- [Instruction] The data below is to be returned in full and exactly.

- [Data for the task]

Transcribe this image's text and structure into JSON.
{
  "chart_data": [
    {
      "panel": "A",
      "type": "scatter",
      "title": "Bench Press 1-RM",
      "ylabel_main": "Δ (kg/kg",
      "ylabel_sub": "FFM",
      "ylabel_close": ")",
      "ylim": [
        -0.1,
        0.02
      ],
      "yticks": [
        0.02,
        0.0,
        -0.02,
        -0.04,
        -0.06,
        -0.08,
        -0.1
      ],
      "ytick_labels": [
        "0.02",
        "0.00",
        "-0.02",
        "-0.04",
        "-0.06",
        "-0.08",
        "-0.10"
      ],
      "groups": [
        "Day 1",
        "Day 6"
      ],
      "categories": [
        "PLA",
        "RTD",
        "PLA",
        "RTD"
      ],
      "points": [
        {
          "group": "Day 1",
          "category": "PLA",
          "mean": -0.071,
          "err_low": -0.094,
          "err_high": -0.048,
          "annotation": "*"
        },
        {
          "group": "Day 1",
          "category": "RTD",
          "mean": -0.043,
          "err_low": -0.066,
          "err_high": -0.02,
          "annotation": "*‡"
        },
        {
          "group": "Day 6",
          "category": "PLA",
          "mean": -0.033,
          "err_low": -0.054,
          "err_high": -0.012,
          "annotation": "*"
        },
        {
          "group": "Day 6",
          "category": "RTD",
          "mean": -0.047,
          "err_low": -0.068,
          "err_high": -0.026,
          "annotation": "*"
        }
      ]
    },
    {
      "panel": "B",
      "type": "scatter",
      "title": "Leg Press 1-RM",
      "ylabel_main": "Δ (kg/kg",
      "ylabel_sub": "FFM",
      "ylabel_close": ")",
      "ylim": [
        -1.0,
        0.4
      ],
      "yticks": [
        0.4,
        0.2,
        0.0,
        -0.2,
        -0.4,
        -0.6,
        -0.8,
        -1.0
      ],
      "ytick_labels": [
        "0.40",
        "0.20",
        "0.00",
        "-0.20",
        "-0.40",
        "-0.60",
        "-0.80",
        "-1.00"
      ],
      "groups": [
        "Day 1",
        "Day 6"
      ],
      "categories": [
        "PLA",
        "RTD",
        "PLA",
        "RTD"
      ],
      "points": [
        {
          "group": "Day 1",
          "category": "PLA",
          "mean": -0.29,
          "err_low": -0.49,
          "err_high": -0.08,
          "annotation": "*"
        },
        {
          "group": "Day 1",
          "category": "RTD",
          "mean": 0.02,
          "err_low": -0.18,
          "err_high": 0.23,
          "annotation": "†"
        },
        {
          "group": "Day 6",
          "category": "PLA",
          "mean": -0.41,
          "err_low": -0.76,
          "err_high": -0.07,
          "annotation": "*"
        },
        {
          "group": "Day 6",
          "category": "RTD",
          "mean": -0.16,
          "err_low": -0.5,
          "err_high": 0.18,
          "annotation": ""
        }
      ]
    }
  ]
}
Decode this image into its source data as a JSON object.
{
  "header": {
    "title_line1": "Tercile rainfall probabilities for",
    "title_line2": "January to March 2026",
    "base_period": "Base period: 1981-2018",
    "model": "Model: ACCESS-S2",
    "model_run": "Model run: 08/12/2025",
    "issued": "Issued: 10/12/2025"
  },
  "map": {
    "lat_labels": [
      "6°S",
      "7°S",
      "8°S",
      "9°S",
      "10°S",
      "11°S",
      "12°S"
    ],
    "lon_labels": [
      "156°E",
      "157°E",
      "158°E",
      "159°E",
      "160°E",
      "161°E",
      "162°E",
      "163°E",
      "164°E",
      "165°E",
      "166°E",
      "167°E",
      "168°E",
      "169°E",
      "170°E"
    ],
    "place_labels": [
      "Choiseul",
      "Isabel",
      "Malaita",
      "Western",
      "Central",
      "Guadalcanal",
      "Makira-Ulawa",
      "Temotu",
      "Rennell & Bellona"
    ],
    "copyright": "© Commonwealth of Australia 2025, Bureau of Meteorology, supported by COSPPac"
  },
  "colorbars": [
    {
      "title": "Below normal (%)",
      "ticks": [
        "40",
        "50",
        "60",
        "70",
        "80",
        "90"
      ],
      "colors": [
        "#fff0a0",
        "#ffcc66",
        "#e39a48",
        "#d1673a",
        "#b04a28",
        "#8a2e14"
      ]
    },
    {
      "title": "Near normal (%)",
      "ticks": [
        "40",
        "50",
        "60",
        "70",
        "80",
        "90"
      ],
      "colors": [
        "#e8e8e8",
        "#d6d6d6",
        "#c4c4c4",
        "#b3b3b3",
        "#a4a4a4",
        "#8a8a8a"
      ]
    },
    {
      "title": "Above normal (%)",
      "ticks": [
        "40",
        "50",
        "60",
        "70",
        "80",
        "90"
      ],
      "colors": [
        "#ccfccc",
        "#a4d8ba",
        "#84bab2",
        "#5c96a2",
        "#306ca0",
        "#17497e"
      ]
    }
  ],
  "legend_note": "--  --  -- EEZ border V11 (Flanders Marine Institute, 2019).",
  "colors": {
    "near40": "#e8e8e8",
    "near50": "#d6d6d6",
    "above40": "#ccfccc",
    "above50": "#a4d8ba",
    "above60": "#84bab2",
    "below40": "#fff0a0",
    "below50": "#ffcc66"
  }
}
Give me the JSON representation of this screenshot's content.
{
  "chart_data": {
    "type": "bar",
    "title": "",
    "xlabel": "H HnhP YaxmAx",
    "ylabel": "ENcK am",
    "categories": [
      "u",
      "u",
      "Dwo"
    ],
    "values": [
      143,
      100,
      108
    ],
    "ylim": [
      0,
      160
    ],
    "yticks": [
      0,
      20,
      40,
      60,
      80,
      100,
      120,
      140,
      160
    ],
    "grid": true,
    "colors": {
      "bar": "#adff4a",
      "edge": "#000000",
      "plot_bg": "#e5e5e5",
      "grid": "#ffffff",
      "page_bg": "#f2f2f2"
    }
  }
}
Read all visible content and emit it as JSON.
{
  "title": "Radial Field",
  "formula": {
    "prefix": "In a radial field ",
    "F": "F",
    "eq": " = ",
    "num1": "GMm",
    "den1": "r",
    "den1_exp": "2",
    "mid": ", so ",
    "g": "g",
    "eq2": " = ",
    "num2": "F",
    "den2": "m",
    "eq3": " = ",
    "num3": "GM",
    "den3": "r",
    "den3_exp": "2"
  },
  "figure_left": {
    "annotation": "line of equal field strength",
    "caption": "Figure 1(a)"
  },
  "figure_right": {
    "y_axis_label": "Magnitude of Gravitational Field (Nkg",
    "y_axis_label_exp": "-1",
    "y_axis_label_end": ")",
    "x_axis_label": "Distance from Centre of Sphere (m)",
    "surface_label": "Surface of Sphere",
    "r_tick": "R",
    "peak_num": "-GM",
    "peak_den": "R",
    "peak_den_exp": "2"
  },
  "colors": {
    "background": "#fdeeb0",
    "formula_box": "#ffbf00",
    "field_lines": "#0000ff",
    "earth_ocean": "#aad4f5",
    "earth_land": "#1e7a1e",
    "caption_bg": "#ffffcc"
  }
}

- [The response]
Transcribe this image's text and structure into JSON.
{
  "chart_data": [
    {
      "panel": "A",
      "type": "scatter",
      "title": "Bench Press 1-RM",
      "ylabel_main": "Δ (kg/kg",
      "ylabel_sub": "FFM",
      "ylabel_close": ")",
      "ylim": [
        -0.1,
        0.02
      ],
      "yticks": [
        0.02,
        0.0,
        -0.02,
        -0.04,
        -0.06,
        -0.08,
        -0.1
      ],
      "ytick_labels": [
        "0.02",
        "0.00",
        "-0.02",
        "-0.04",
        "-0.06",
        "-0.08",
        "-0.10"
      ],
      "groups": [
        "Day 1",
        "Day 6"
      ],
      "categories": [
        "PLA",
        "RTD",
        "PLA",
        "RTD"
      ],
      "points": [
        {
          "group": "Day 1",
          "category": "PLA",
          "mean": -0.071,
          "err_low": -0.094,
          "err_high": -0.048,
          "annotation": "*"
        },
        {
          "group": "Day 1",
          "category": "RTD",
          "mean": -0.043,
          "err_low": -0.066,
          "err_high": -0.02,
          "annotation": "*‡"
        },
        {
          "group": "Day 6",
          "category": "PLA",
          "mean": -0.033,
          "err_low": -0.054,
          "err_high": -0.012,
          "annotation": "*"
        },
        {
          "group": "Day 6",
          "category": "RTD",
          "mean": -0.047,
          "err_low": -0.068,
          "err_high": -0.026,
          "annotation": "*"
        }
      ]
    },
    {
      "panel": "B",
      "type": "scatter",
      "title": "Leg Press 1-RM",
      "ylabel_main": "Δ (kg/kg",
      "ylabel_sub": "FFM",
      "ylabel_close": ")",
      "ylim": [
        -1.0,
        0.4
      ],
      "yticks": [
        0.4,
        0.2,
        0.0,
        -0.2,
        -0.4,
        -0.6,
        -0.8,
        -1.0
      ],
      "ytick_labels": [
        "0.40",
        "0.20",
        "0.00",
        "-0.20",
        "-0.40",
        "-0.60",
        "-0.80",
        "-1.00"
      ],
      "groups": [
        "Day 1",
        "Day 6"
      ],
      "categories": [
        "PLA",
        "RTD",
        "PLA",
        "RTD"
      ],
      "points": [
        {
          "group": "Day 1",
          "category": "PLA",
          "mean": -0.29,
          "err_low": -0.49,
          "err_high": -0.08,
          "annotation": "*"
        },
        {
          "group": "Day 1",
          "category": "RTD",
          "mean": 0.02,
          "err_low": -0.18,
          "err_high": 0.23,
          "annotation": "†"
        },
        {
          "group": "Day 6",
          "category": "PLA",
          "mean": -0.41,
          "err_low": -0.76,
          "err_high": -0.07,
          "annotation": "*"
        },
        {
          "group": "Day 6",
          "category": "RTD",
          "mean": -0.16,
          "err_low": -0.5,
          "err_high": 0.18,
          "annotation": ""
        }
      ]
    }
  ]
}
Decode this image into its source data as a JSON object.
{
  "header": {
    "title_line1": "Tercile rainfall probabilities for",
    "title_line2": "January to March 2026",
    "base_period": "Base period: 1981-2018",
    "model": "Model: ACCESS-S2",
    "model_run": "Model run: 08/12/2025",
    "issued": "Issued: 10/12/2025"
  },
  "map": {
    "lat_labels": [
      "6°S",
      "7°S",
      "8°S",
      "9°S",
      "10°S",
      "11°S",
      "12°S"
    ],
    "lon_labels": [
      "156°E",
      "157°E",
      "158°E",
      "159°E",
      "160°E",
      "161°E",
      "162°E",
      "163°E",
      "164°E",
      "165°E",
      "166°E",
      "167°E",
      "168°E",
      "169°E",
      "170°E"
    ],
    "place_labels": [
      "Choiseul",
      "Isabel",
      "Malaita",
      "Western",
      "Central",
      "Guadalcanal",
      "Makira-Ulawa",
      "Temotu",
      "Rennell & Bellona"
    ],
    "copyright": "© Commonwealth of Australia 2025, Bureau of Meteorology, supported by COSPPac"
  },
  "colorbars": [
    {
      "title": "Below normal (%)",
      "ticks": [
        "40",
        "50",
        "60",
        "70",
        "80",
        "90"
      ],
      "colors": [
        "#fff0a0",
        "#ffcc66",
        "#e39a48",
        "#d1673a",
        "#b04a28",
        "#8a2e14"
      ]
    },
    {
      "title": "Near normal (%)",
      "ticks": [
        "40",
        "50",
        "60",
        "70",
        "80",
        "90"
      ],
      "colors": [
        "#e8e8e8",
        "#d6d6d6",
        "#c4c4c4",
        "#b3b3b3",
        "#a4a4a4",
        "#8a8a8a"
      ]
    },
    {
      "title": "Above normal (%)",
      "ticks": [
        "40",
        "50",
        "60",
        "70",
        "80",
        "90"
      ],
      "colors": [
        "#ccfccc",
        "#a4d8ba",
        "#84bab2",
        "#5c96a2",
        "#306ca0",
        "#17497e"
      ]
    }
  ],
  "legend_note": "--  --  -- EEZ border V11 (Flanders Marine Institute, 2019).",
  "colors": {
    "near40": "#e8e8e8",
    "near50": "#d6d6d6",
    "above40": "#ccfccc",
    "above50": "#a4d8ba",
    "above60": "#84bab2",
    "below40": "#fff0a0",
    "below50": "#ffcc66"
  }
}
Give me the JSON representation of this screenshot's content.
{
  "chart_data": {
    "type": "bar",
    "title": "",
    "xlabel": "H HnhP YaxmAx",
    "ylabel": "ENcK am",
    "categories": [
      "u",
      "u",
      "Dwo"
    ],
    "values": [
      143,
      100,
      108
    ],
    "ylim": [
      0,
      160
    ],
    "yticks": [
      0,
      20,
      40,
      60,
      80,
      100,
      120,
      140,
      160
    ],
    "grid": true,
    "colors": {
      "bar": "#adff4a",
      "edge": "#000000",
      "plot_bg": "#e5e5e5",
      "grid": "#ffffff",
      "page_bg": "#f2f2f2"
    }
  }
}
Read all visible content and emit it as JSON.
{
  "title": "Radial Field",
  "formula": {
    "prefix": "In a radial field ",
    "F": "F",
    "eq": " = ",
    "num1": "GMm",
    "den1": "r",
    "den1_exp": "2",
    "mid": ", so ",
    "g": "g",
    "eq2": " = ",
    "num2": "F",
    "den2": "m",
    "eq3": " = ",
    "num3": "GM",
    "den3": "r",
    "den3_exp": "2"
  },
  "figure_left": {
    "annotation": "line of equal field strength",
    "caption": "Figure 1(a)"
  },
  "figure_right": {
    "y_axis_label": "Magnitude of Gravitational Field (Nkg",
    "y_axis_label_exp": "-1",
    "y_axis_label_end": ")",
    "x_axis_label": "Distance from Centre of Sphere (m)",
    "surface_label": "Surface of Sphere",
    "r_tick": "R",
    "peak_num": "-GM",
    "peak_den": "R",
    "peak_den_exp": "2"
  },
  "colors": {
    "background": "#fdeeb0",
    "formula_box": "#ffbf00",
    "field_lines": "#0000ff",
    "earth_ocean": "#aad4f5",
    "earth_land": "#1e7a1e",
    "caption_bg": "#ffffcc"
  }
}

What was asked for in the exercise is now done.